TASK DESCRIPTION — All the entries need to be quoted exactly, apart from the pictures, which you should drop.
━━ EXTRACTED INFORMATION
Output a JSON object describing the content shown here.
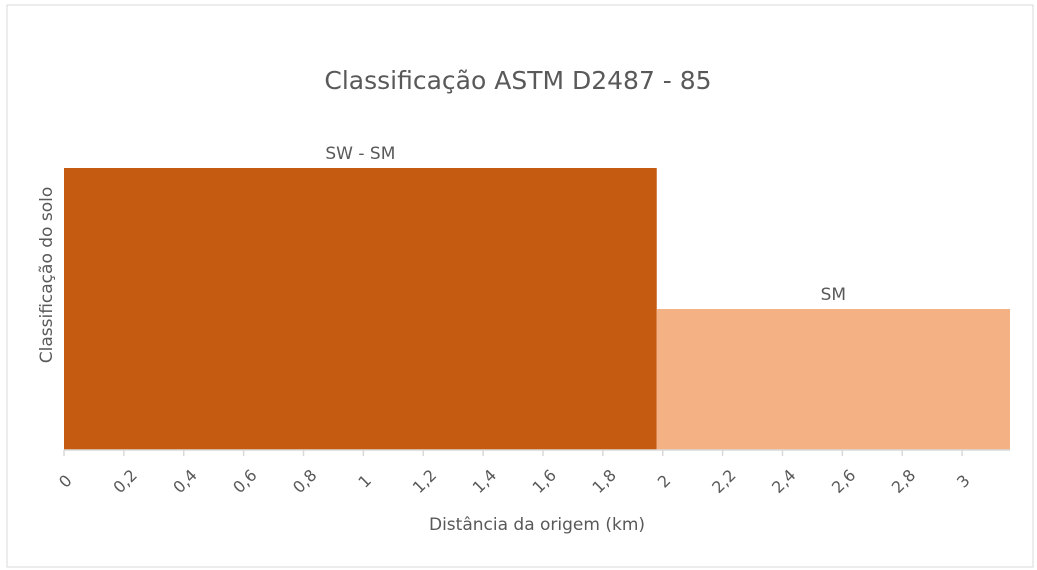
{
  "chart_data": {
    "type": "bar",
    "title": "Classificação ASTM D2487 - 85",
    "x_label": "Distância da origem (km)",
    "y_label": "Classificação do solo",
    "bars": [
      {
        "label": "SW - SM",
        "x": [
          0,
          1.98
        ],
        "value": 2,
        "color": "#c55a11"
      },
      {
        "label": "SM",
        "x": [
          1.98,
          3.16
        ],
        "value": 1,
        "color": "#f4b183"
      }
    ],
    "xlim": [
      0,
      3.16
    ],
    "xticks": [
      0,
      {
        "value": 0.2,
        "label": "0,2"
      },
      {
        "value": 0.4,
        "label": "0,4"
      },
      {
        "value": 0.6,
        "label": "0,6"
      },
      {
        "value": 0.8,
        "label": "0,8"
      },
      1,
      {
        "value": 1.2,
        "label": "1,2"
      },
      {
        "value": 1.4,
        "label": "1,4"
      },
      {
        "value": 1.6,
        "label": "1,6"
      },
      {
        "value": 1.8,
        "label": "1,8"
      },
      2,
      {
        "value": 2.2,
        "label": "2,2"
      },
      {
        "value": 2.4,
        "label": "2,4"
      },
      {
        "value": 2.6,
        "label": "2,6"
      },
      {
        "value": 2.8,
        "label": "2,8"
      },
      3
    ],
    "ylim": [
      0,
      2
    ]
  }
}
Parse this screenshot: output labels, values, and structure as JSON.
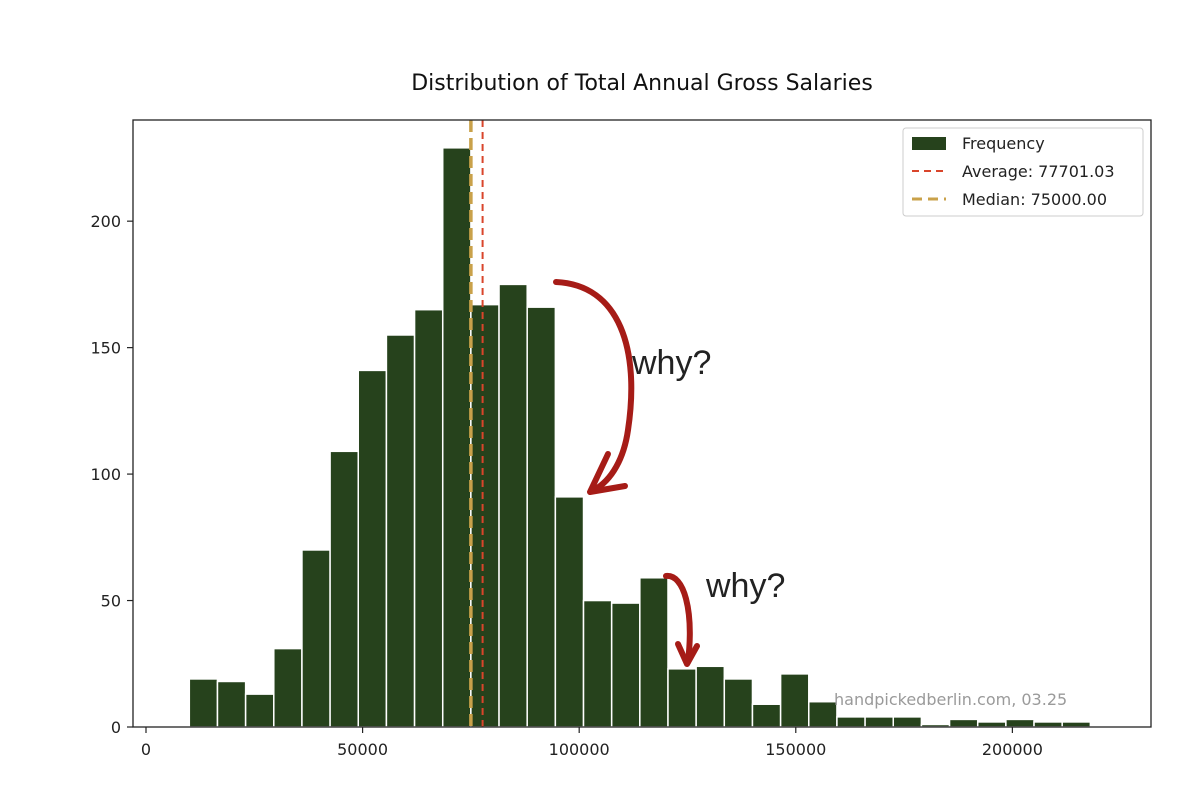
{
  "chart_data": {
    "type": "bar",
    "title": "Distribution of Total Annual Gross Salaries",
    "xlabel": "",
    "ylabel": "",
    "xlim": [
      -3000,
      232000
    ],
    "ylim": [
      0,
      240
    ],
    "x_ticks": [
      0,
      50000,
      100000,
      150000,
      200000
    ],
    "y_ticks": [
      0,
      50,
      100,
      150,
      200
    ],
    "grid": false,
    "legend_placement": "top-right",
    "colors": {
      "bars": "#26421c",
      "bar_edge": "#ffffff",
      "average": "#d9452b",
      "median": "#c9a14a",
      "annotation": "#a61c17"
    },
    "series": [
      {
        "name": "Frequency",
        "bins": [
          [
            10000,
            16500
          ],
          [
            16500,
            23000
          ],
          [
            23000,
            29500
          ],
          [
            29500,
            36000
          ],
          [
            36000,
            42500
          ],
          [
            42500,
            49000
          ],
          [
            49000,
            55500
          ],
          [
            55500,
            62000
          ],
          [
            62000,
            68500
          ],
          [
            68500,
            75000
          ],
          [
            75000,
            81500
          ],
          [
            81500,
            88000
          ],
          [
            88000,
            94500
          ],
          [
            94500,
            101000
          ],
          [
            101000,
            107500
          ],
          [
            107500,
            114000
          ],
          [
            114000,
            120500
          ],
          [
            120500,
            127000
          ],
          [
            127000,
            133500
          ],
          [
            133500,
            140000
          ],
          [
            140000,
            146500
          ],
          [
            146500,
            153000
          ],
          [
            153000,
            159500
          ],
          [
            159500,
            166000
          ],
          [
            166000,
            172500
          ],
          [
            172500,
            179000
          ],
          [
            179000,
            185500
          ],
          [
            185500,
            192000
          ],
          [
            192000,
            198500
          ],
          [
            198500,
            205000
          ],
          [
            205000,
            211500
          ],
          [
            211500,
            218000
          ]
        ],
        "values": [
          19,
          18,
          13,
          31,
          70,
          109,
          141,
          155,
          165,
          229,
          167,
          175,
          166,
          91,
          50,
          49,
          59,
          23,
          24,
          19,
          9,
          21,
          10,
          4,
          4,
          4,
          1,
          3,
          2,
          3,
          2,
          2
        ]
      }
    ],
    "lines": [
      {
        "name": "Average: 77701.03",
        "x": 77701.03,
        "style": "dashed"
      },
      {
        "name": "Median: 75000.00",
        "x": 75000.0,
        "style": "dashed"
      }
    ],
    "annotations": [
      {
        "text": "why?"
      },
      {
        "text": "why?"
      }
    ],
    "watermark": "handpickedberlin.com, 03.25"
  }
}
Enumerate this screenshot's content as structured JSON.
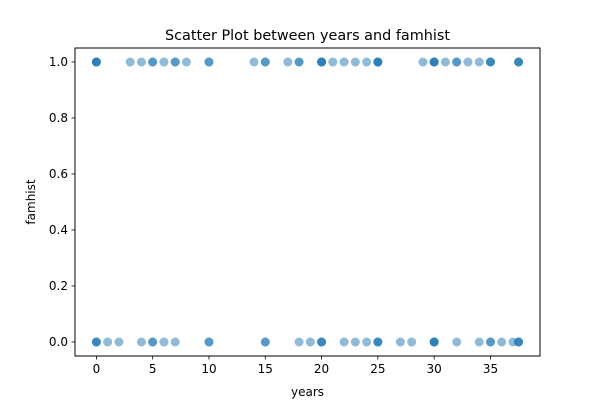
━━━━
WRITTEN ANSWER —
Output a JSON object describing the content shown here.
{
  "chart_data": {
    "type": "bar",
    "title": "Classificação ASTM D2487 - 85",
    "x_label": "Distância da origem (km)",
    "y_label": "Classificação do solo",
    "bars": [
      {
        "label": "SW - SM",
        "x": [
          0,
          1.98
        ],
        "value": 2,
        "color": "#c55a11"
      },
      {
        "label": "SM",
        "x": [
          1.98,
          3.16
        ],
        "value": 1,
        "color": "#f4b183"
      }
    ],
    "xlim": [
      0,
      3.16
    ],
    "xticks": [
      0,
      {
        "value": 0.2,
        "label": "0,2"
      },
      {
        "value": 0.4,
        "label": "0,4"
      },
      {
        "value": 0.6,
        "label": "0,6"
      },
      {
        "value": 0.8,
        "label": "0,8"
      },
      1,
      {
        "value": 1.2,
        "label": "1,2"
      },
      {
        "value": 1.4,
        "label": "1,4"
      },
      {
        "value": 1.6,
        "label": "1,6"
      },
      {
        "value": 1.8,
        "label": "1,8"
      },
      2,
      {
        "value": 2.2,
        "label": "2,2"
      },
      {
        "value": 2.4,
        "label": "2,4"
      },
      {
        "value": 2.6,
        "label": "2,6"
      },
      {
        "value": 2.8,
        "label": "2,8"
      },
      3
    ],
    "ylim": [
      0,
      2
    ]
  }
}
Parse this screenshot: output labels, values, and structure as JSON.
{
  "chart_data": {
    "type": "bar",
    "title": "Distribution of Total Annual Gross Salaries",
    "xlabel": "",
    "ylabel": "",
    "xlim": [
      -3000,
      232000
    ],
    "ylim": [
      0,
      240
    ],
    "x_ticks": [
      0,
      50000,
      100000,
      150000,
      200000
    ],
    "y_ticks": [
      0,
      50,
      100,
      150,
      200
    ],
    "grid": false,
    "legend_placement": "top-right",
    "colors": {
      "bars": "#26421c",
      "bar_edge": "#ffffff",
      "average": "#d9452b",
      "median": "#c9a14a",
      "annotation": "#a61c17"
    },
    "series": [
      {
        "name": "Frequency",
        "bins": [
          [
            10000,
            16500
          ],
          [
            16500,
            23000
          ],
          [
            23000,
            29500
          ],
          [
            29500,
            36000
          ],
          [
            36000,
            42500
          ],
          [
            42500,
            49000
          ],
          [
            49000,
            55500
          ],
          [
            55500,
            62000
          ],
          [
            62000,
            68500
          ],
          [
            68500,
            75000
          ],
          [
            75000,
            81500
          ],
          [
            81500,
            88000
          ],
          [
            88000,
            94500
          ],
          [
            94500,
            101000
          ],
          [
            101000,
            107500
          ],
          [
            107500,
            114000
          ],
          [
            114000,
            120500
          ],
          [
            120500,
            127000
          ],
          [
            127000,
            133500
          ],
          [
            133500,
            140000
          ],
          [
            140000,
            146500
          ],
          [
            146500,
            153000
          ],
          [
            153000,
            159500
          ],
          [
            159500,
            166000
          ],
          [
            166000,
            172500
          ],
          [
            172500,
            179000
          ],
          [
            179000,
            185500
          ],
          [
            185500,
            192000
          ],
          [
            192000,
            198500
          ],
          [
            198500,
            205000
          ],
          [
            205000,
            211500
          ],
          [
            211500,
            218000
          ]
        ],
        "values": [
          19,
          18,
          13,
          31,
          70,
          109,
          141,
          155,
          165,
          229,
          167,
          175,
          166,
          91,
          50,
          49,
          59,
          23,
          24,
          19,
          9,
          21,
          10,
          4,
          4,
          4,
          1,
          3,
          2,
          3,
          2,
          2
        ]
      }
    ],
    "lines": [
      {
        "name": "Average: 77701.03",
        "x": 77701.03,
        "style": "dashed"
      },
      {
        "name": "Median: 75000.00",
        "x": 75000.0,
        "style": "dashed"
      }
    ],
    "annotations": [
      {
        "text": "why?"
      },
      {
        "text": "why?"
      }
    ],
    "watermark": "handpickedberlin.com, 03.25"
  }
}
Enumerate this screenshot's content as structured JSON.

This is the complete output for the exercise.